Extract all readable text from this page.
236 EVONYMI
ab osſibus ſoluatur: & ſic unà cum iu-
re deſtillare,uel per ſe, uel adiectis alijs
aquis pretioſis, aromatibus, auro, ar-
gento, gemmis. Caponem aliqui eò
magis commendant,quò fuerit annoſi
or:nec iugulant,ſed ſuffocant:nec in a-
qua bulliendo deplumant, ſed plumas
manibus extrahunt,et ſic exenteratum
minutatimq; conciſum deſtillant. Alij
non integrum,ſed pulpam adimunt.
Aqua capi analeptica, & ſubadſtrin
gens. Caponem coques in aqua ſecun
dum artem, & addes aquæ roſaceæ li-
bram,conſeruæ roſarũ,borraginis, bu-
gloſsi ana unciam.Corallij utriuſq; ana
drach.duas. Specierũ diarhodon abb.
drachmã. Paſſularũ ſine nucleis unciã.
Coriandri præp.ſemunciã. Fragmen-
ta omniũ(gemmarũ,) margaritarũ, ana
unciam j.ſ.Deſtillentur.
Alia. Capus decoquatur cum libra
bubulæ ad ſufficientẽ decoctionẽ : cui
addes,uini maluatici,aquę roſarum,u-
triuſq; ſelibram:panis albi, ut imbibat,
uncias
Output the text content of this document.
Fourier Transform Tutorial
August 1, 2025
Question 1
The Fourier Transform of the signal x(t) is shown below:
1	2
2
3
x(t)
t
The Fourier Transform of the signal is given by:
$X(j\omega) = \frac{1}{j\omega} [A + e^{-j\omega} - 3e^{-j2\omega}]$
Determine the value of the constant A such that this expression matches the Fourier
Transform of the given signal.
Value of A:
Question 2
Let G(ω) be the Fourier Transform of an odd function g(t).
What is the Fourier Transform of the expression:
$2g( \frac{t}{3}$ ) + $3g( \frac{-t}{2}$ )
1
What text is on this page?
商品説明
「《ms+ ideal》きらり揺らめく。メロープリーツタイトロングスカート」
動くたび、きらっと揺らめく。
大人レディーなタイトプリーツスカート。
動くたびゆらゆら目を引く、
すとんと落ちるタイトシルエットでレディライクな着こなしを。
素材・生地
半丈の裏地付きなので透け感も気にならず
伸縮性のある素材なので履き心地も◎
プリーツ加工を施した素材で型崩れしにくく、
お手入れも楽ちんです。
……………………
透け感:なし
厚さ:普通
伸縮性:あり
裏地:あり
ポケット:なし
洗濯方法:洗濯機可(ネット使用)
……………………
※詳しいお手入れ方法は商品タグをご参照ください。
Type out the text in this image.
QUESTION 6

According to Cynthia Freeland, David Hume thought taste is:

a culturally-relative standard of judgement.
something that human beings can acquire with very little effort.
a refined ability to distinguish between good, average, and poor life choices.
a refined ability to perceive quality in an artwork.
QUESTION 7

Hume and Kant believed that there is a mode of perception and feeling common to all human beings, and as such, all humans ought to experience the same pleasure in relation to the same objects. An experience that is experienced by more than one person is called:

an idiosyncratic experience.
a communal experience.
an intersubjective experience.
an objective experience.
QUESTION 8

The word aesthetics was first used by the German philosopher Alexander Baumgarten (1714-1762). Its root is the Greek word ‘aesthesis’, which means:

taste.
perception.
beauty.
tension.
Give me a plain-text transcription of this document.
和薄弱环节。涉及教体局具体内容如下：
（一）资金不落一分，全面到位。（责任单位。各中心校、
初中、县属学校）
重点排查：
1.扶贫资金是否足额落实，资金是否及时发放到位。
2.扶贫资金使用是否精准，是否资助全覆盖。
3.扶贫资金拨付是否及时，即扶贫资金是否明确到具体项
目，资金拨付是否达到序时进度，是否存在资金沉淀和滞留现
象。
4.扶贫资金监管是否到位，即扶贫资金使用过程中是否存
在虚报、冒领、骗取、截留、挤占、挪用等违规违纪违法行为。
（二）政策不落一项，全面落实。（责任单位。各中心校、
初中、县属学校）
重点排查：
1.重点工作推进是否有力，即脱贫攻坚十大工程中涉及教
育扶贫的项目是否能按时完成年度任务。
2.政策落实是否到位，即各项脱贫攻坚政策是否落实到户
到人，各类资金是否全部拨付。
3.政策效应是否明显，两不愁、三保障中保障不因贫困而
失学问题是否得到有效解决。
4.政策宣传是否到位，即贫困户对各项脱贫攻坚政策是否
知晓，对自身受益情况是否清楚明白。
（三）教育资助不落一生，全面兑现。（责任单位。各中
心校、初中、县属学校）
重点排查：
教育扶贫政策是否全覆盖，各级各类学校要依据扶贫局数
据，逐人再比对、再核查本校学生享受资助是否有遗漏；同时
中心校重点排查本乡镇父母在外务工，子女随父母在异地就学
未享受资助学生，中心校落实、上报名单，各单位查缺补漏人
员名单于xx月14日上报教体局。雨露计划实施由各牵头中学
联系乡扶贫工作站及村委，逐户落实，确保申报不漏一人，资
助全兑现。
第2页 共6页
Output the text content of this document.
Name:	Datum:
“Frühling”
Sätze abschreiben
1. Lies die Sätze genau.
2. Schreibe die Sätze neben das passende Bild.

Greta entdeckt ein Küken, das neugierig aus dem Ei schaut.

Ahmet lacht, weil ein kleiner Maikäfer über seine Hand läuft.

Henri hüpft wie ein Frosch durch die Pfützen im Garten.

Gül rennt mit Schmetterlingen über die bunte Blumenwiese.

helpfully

- [AIM OF THE EXERCISE]
All of the data shown above must be copied exactly.

- [SOLUTION BELOW]
Extract all readable text from this page.
236 EVONYMI
ab osſibus ſoluatur: & ſic unà cum iu-
re deſtillare,uel per ſe, uel adiectis alijs
aquis pretioſis, aromatibus, auro, ar-
gento, gemmis. Caponem aliqui eò
magis commendant,quò fuerit annoſi
or:nec iugulant,ſed ſuffocant:nec in a-
qua bulliendo deplumant, ſed plumas
manibus extrahunt,et ſic exenteratum
minutatimq; conciſum deſtillant. Alij
non integrum,ſed pulpam adimunt.
Aqua capi analeptica, & ſubadſtrin
gens. Caponem coques in aqua ſecun
dum artem, & addes aquæ roſaceæ li-
bram,conſeruæ roſarũ,borraginis, bu-
gloſsi ana unciam.Corallij utriuſq; ana
drach.duas. Specierũ diarhodon abb.
drachmã. Paſſularũ ſine nucleis unciã.
Coriandri præp.ſemunciã. Fragmen-
ta omniũ(gemmarũ,) margaritarũ, ana
unciam j.ſ.Deſtillentur.
Alia. Capus decoquatur cum libra
bubulæ ad ſufficientẽ decoctionẽ : cui
addes,uini maluatici,aquę roſarum,u-
triuſq; ſelibram:panis albi, ut imbibat,
uncias
Output the text content of this document.
Fourier Transform Tutorial
August 1, 2025
Question 1
The Fourier Transform of the signal x(t) is shown below:
1	2
2
3
x(t)
t
The Fourier Transform of the signal is given by:
$X(j\omega) = \frac{1}{j\omega} [A + e^{-j\omega} - 3e^{-j2\omega}]$
Determine the value of the constant A such that this expression matches the Fourier
Transform of the given signal.
Value of A:
Question 2
Let G(ω) be the Fourier Transform of an odd function g(t).
What is the Fourier Transform of the expression:
$2g( \frac{t}{3}$ ) + $3g( \frac{-t}{2}$ )
1
What text is on this page?
商品説明
「《ms+ ideal》きらり揺らめく。メロープリーツタイトロングスカート」
動くたび、きらっと揺らめく。
大人レディーなタイトプリーツスカート。
動くたびゆらゆら目を引く、
すとんと落ちるタイトシルエットでレディライクな着こなしを。
素材・生地
半丈の裏地付きなので透け感も気にならず
伸縮性のある素材なので履き心地も◎
プリーツ加工を施した素材で型崩れしにくく、
お手入れも楽ちんです。
……………………
透け感:なし
厚さ:普通
伸縮性:あり
裏地:あり
ポケット:なし
洗濯方法:洗濯機可(ネット使用)
……………………
※詳しいお手入れ方法は商品タグをご参照ください。
Type out the text in this image.
QUESTION 6

According to Cynthia Freeland, David Hume thought taste is:

a culturally-relative standard of judgement.
something that human beings can acquire with very little effort.
a refined ability to distinguish between good, average, and poor life choices.
a refined ability to perceive quality in an artwork.
QUESTION 7

Hume and Kant believed that there is a mode of perception and feeling common to all human beings, and as such, all humans ought to experience the same pleasure in relation to the same objects. An experience that is experienced by more than one person is called:

an idiosyncratic experience.
a communal experience.
an intersubjective experience.
an objective experience.
QUESTION 8

The word aesthetics was first used by the German philosopher Alexander Baumgarten (1714-1762). Its root is the Greek word ‘aesthesis’, which means:

taste.
perception.
beauty.
tension.
Give me a plain-text transcription of this document.
和薄弱环节。涉及教体局具体内容如下：
（一）资金不落一分，全面到位。（责任单位。各中心校、
初中、县属学校）
重点排查：
1.扶贫资金是否足额落实，资金是否及时发放到位。
2.扶贫资金使用是否精准，是否资助全覆盖。
3.扶贫资金拨付是否及时，即扶贫资金是否明确到具体项
目，资金拨付是否达到序时进度，是否存在资金沉淀和滞留现
象。
4.扶贫资金监管是否到位，即扶贫资金使用过程中是否存
在虚报、冒领、骗取、截留、挤占、挪用等违规违纪违法行为。
（二）政策不落一项，全面落实。（责任单位。各中心校、
初中、县属学校）
重点排查：
1.重点工作推进是否有力，即脱贫攻坚十大工程中涉及教
育扶贫的项目是否能按时完成年度任务。
2.政策落实是否到位，即各项脱贫攻坚政策是否落实到户
到人，各类资金是否全部拨付。
3.政策效应是否明显，两不愁、三保障中保障不因贫困而
失学问题是否得到有效解决。
4.政策宣传是否到位，即贫困户对各项脱贫攻坚政策是否
知晓，对自身受益情况是否清楚明白。
（三）教育资助不落一生，全面兑现。（责任单位。各中
心校、初中、县属学校）
重点排查：
教育扶贫政策是否全覆盖，各级各类学校要依据扶贫局数
据，逐人再比对、再核查本校学生享受资助是否有遗漏；同时
中心校重点排查本乡镇父母在外务工，子女随父母在异地就学
未享受资助学生，中心校落实、上报名单，各单位查缺补漏人
员名单于xx月14日上报教体局。雨露计划实施由各牵头中学
联系乡扶贫工作站及村委，逐户落实，确保申报不漏一人，资
助全兑现。
第2页 共6页
Output the text content of this document.
Name:	Datum:
“Frühling”
Sätze abschreiben
1. Lies die Sätze genau.
2. Schreibe die Sätze neben das passende Bild.

Greta entdeckt ein Küken, das neugierig aus dem Ei schaut.

Ahmet lacht, weil ein kleiner Maikäfer über seine Hand läuft.

Henri hüpft wie ein Frosch durch die Pfützen im Garten.

Gül rennt mit Schmetterlingen über die bunte Blumenwiese.

helpfully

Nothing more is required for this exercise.